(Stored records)
╭──

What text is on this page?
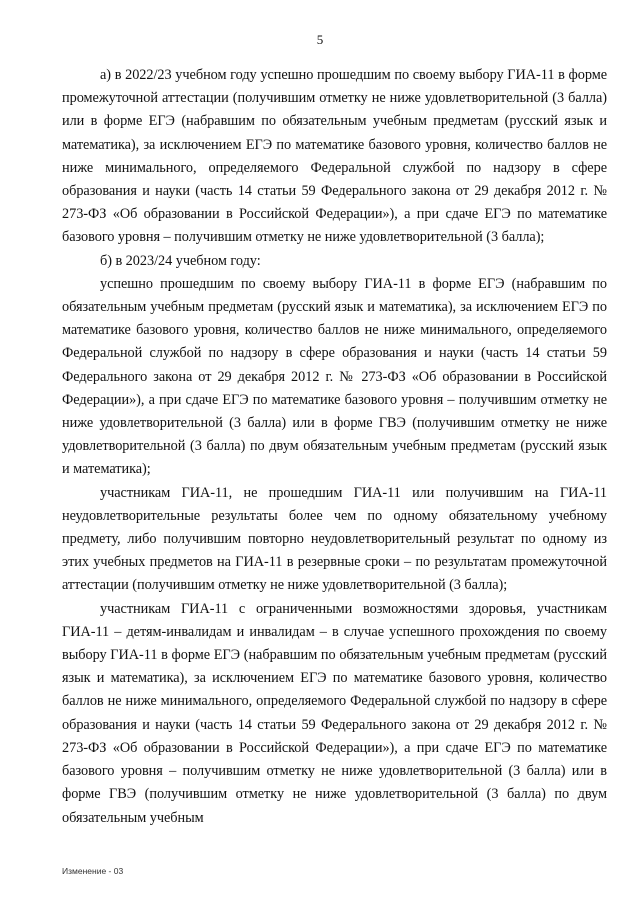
5

а) в 2022/23 учебном году успешно прошедшим по своему выбору ГИА-11 в форме промежуточной аттестации (получившим отметку не ниже удовлетворительной (3 балла) или в форме ЕГЭ (набравшим по обязательным учебным предметам (русский язык и математика), за исключением ЕГЭ по математике базового уровня, количество баллов не ниже минимального, определяемого Федеральной службой по надзору в сфере образования и науки (часть 14 статьи 59 Федерального закона от 29 декабря 2012 г. № 273-ФЗ «Об образовании в Российской Федерации»), а при сдаче ЕГЭ по математике базового уровня – получившим отметку не ниже удовлетворительной (3 балла);

б) в 2023/24 учебном году:

успешно прошедшим по своему выбору ГИА-11 в форме ЕГЭ (набравшим по обязательным учебным предметам (русский язык и математика), за исключением ЕГЭ по математике базового уровня, количество баллов не ниже минимального, определяемого Федеральной службой по надзору в сфере образования и науки (часть 14 статьи 59 Федерального закона от 29 декабря 2012 г. № 273-ФЗ «Об образовании в Российской Федерации»), а при сдаче ЕГЭ по математике базового уровня – получившим отметку не ниже удовлетворительной (3 балла) или в форме ГВЭ (получившим отметку не ниже удовлетворительной (3 балла) по двум обязательным учебным предметам (русский язык и математика);

участникам ГИА-11, не прошедшим ГИА-11 или получившим на ГИА-11 неудовлетворительные результаты более чем по одному обязательному учебному предмету, либо получившим повторно неудовлетворительный результат по одному из этих учебных предметов на ГИА-11 в резервные сроки – по результатам промежуточной аттестации (получившим отметку не ниже удовлетворительной (3 балла);

участникам ГИА-11 с ограниченными возможностями здоровья, участникам ГИА-11 – детям-инвалидам и инвалидам – в случае успешного прохождения по своему выбору ГИА-11 в форме ЕГЭ (набравшим по обязательным учебным предметам (русский язык и математика), за исключением ЕГЭ по математике базового уровня, количество баллов не ниже минимального, определяемого Федеральной службой по надзору в сфере образования и науки (часть 14 статьи 59 Федерального закона от 29 декабря 2012 г. № 273-ФЗ «Об образовании в Российской Федерации»), а при сдаче ЕГЭ по математике базового уровня – получившим отметку не ниже удовлетворительной (3 балла) или в форме ГВЭ (получившим отметку не ниже удовлетворительной (3 балла) по двум обязательным учебным

Изменение - 03
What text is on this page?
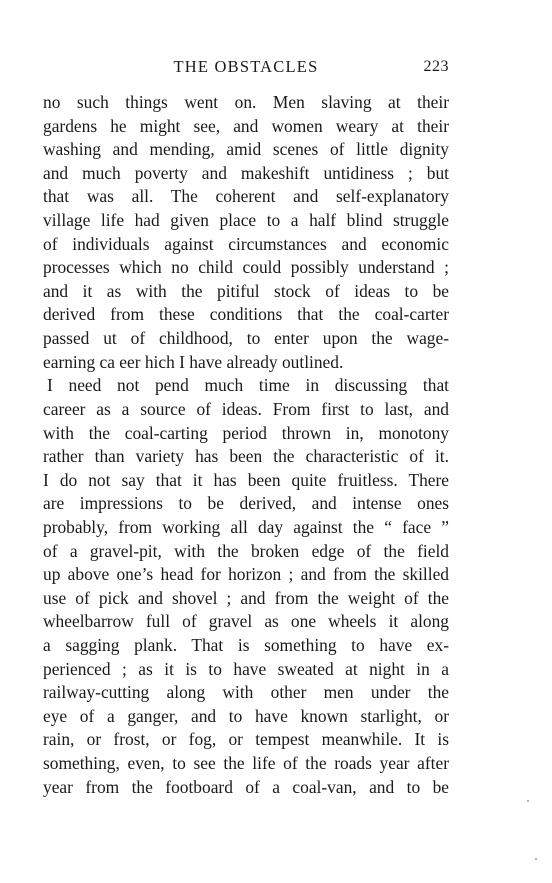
THE OBSTACLES	223
no such things went on. Men slaving at their
gardens he might see, and women weary at their
washing and mending, amid scenes of little dignity
and much poverty and makeshift untidiness ; but
that was all. The coherent and self-explanatory
village life had given place to a half blind struggle
of individuals against circumstances and economic
processes which no child could possibly understand ;
and it as with the pitiful stock of ideas to be
derived from these conditions that the coal-carter
passed ut of childhood, to enter upon the wage-
earning ca eer hich I have already outlined.
I need not pend much time in discussing that
career as a source of ideas. From first to last, and
with the coal-carting period thrown in, monotony
rather than variety has been the characteristic of it.
I do not say that it has been quite fruitless. There
are impressions to be derived, and intense ones
probably, from working all day against the “ face ”
of a gravel-pit, with the broken edge of the field
up above one’s head for horizon ; and from the skilled
use of pick and shovel ; and from the weight of the
wheelbarrow full of gravel as one wheels it along
a sagging plank. That is something to have ex-
perienced ; as it is to have sweated at night in a
railway-cutting along with other men under the
eye of a ganger, and to have known starlight, or
rain, or frost, or fog, or tempest meanwhile. It is
something, even, to see the life of the roads year after
year from the footboard of a coal-van, and to be
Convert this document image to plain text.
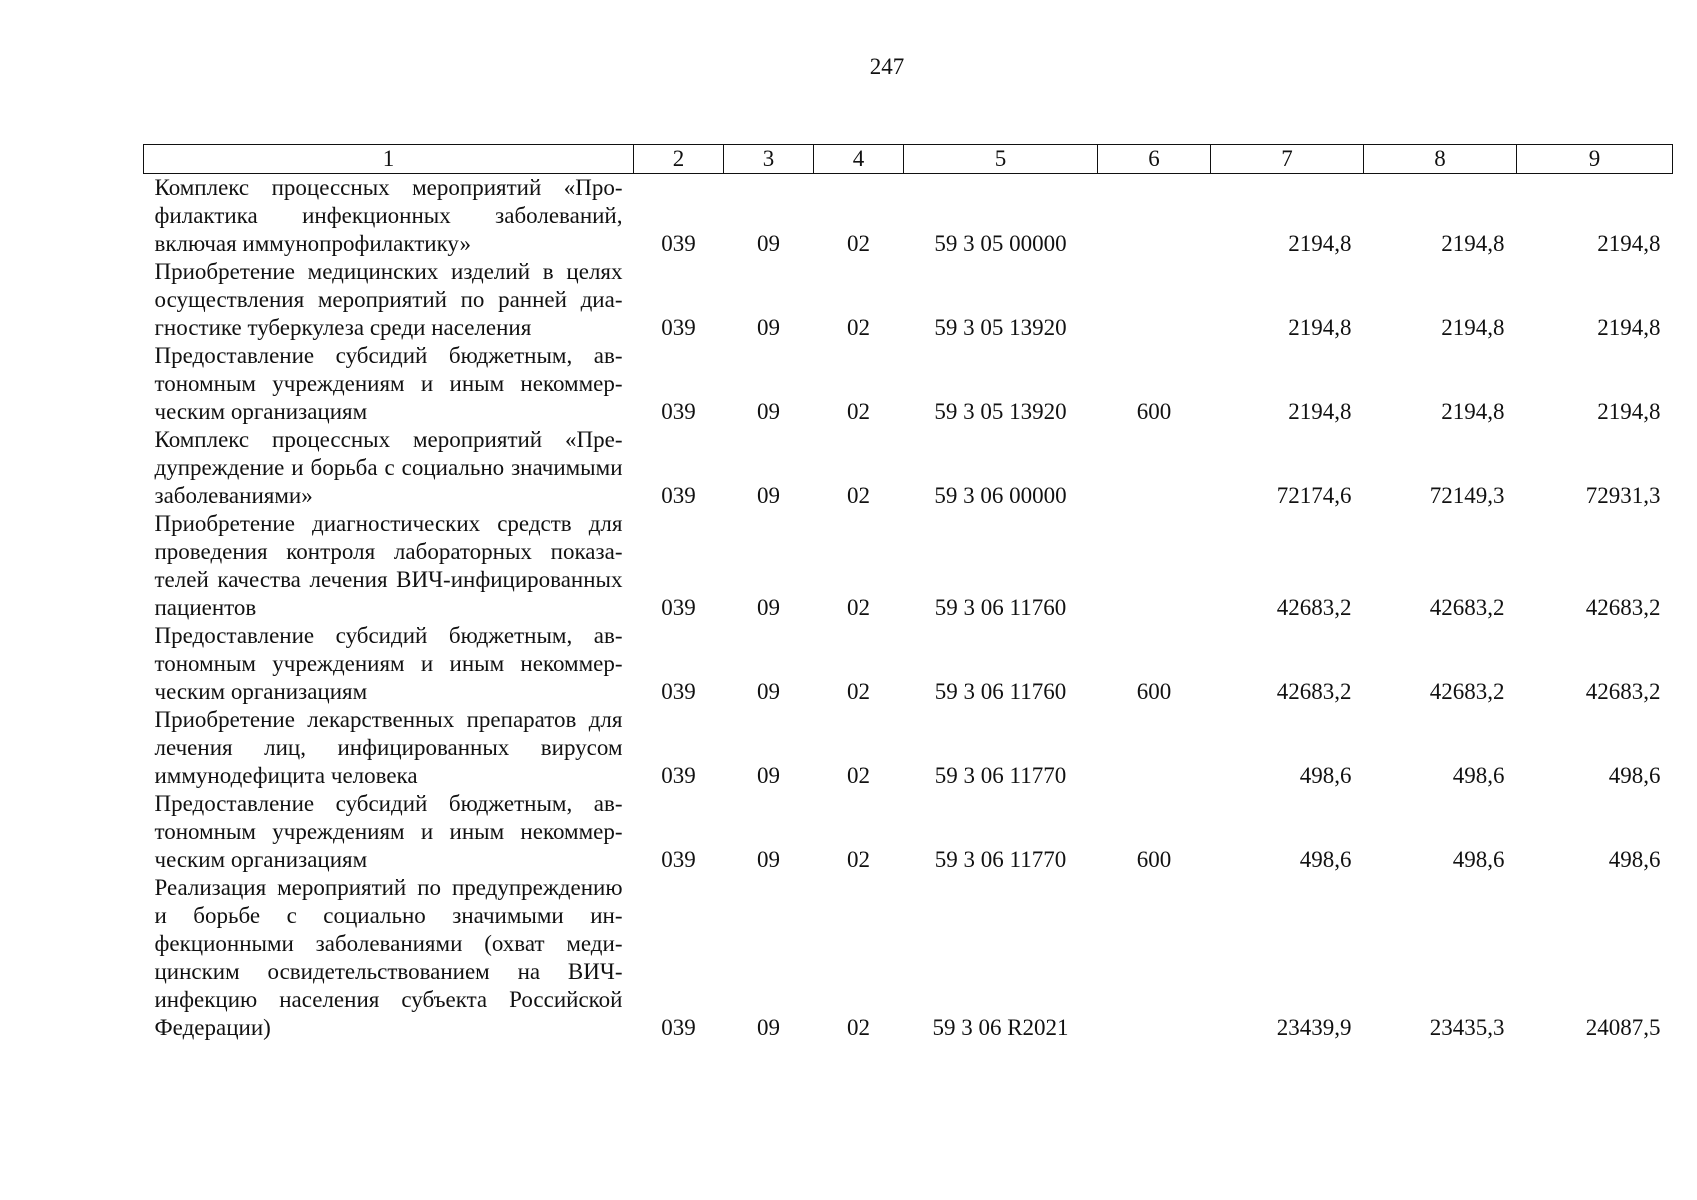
247
1	2	3	4	5	6	7	8	9
Комплекс процессных мероприятий «Профилактика инфекционных заболеваний, включая иммунопрофилактику»	039	09	02	59 3 05 00000		2194,8	2194,8	2194,8
Приобретение медицинских изделий в целях осуществления мероприятий по ранней диагностике туберкулеза среди населения	039	09	02	59 3 05 13920		2194,8	2194,8	2194,8
Предоставление субсидий бюджетным, автономным учреждениям и иным некоммерческим организациям	039	09	02	59 3 05 13920	600	2194,8	2194,8	2194,8
Комплекс процессных мероприятий «Предупреждение и борьба с социально значимыми заболеваниями»	039	09	02	59 3 06 00000		72174,6	72149,3	72931,3
Приобретение диагностических средств для проведения контроля лабораторных показателей качества лечения ВИЧ-инфицированных пациентов	039	09	02	59 3 06 11760		42683,2	42683,2	42683,2
Предоставление субсидий бюджетным, автономным учреждениям и иным некоммерческим организациям	039	09	02	59 3 06 11760	600	42683,2	42683,2	42683,2
Приобретение лекарственных препаратов для лечения лиц, инфицированных вирусом иммунодефицита человека	039	09	02	59 3 06 11770		498,6	498,6	498,6
Предоставление субсидий бюджетным, автономным учреждениям и иным некоммерческим организациям	039	09	02	59 3 06 11770	600	498,6	498,6	498,6
Реализация мероприятий по предупреждению и борьбе с социально значимыми инфекционными заболеваниями (охват медицинским освидетельствованием на ВИЧ-инфекцию населения субъекта Российской Федерации)	039	09	02	59 3 06 R2021		23439,9	23435,3	24087,5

╰──

[TASK OBJECTIVE]
Pick every line with "лечения" in it and copy it.

[CORRECT OUTPUT]
Приобретение диагностических средств для проведения контроля лабораторных показателей качества лечения ВИЧ-инфицированных пациентов	039	09	02	59 3 06 11760		42683,2	42683,2	42683,2
Приобретение лекарственных препаратов для лечения лиц, инфицированных вирусом иммунодефицита человека	039	09	02	59 3 06 11770		498,6	498,6	498,6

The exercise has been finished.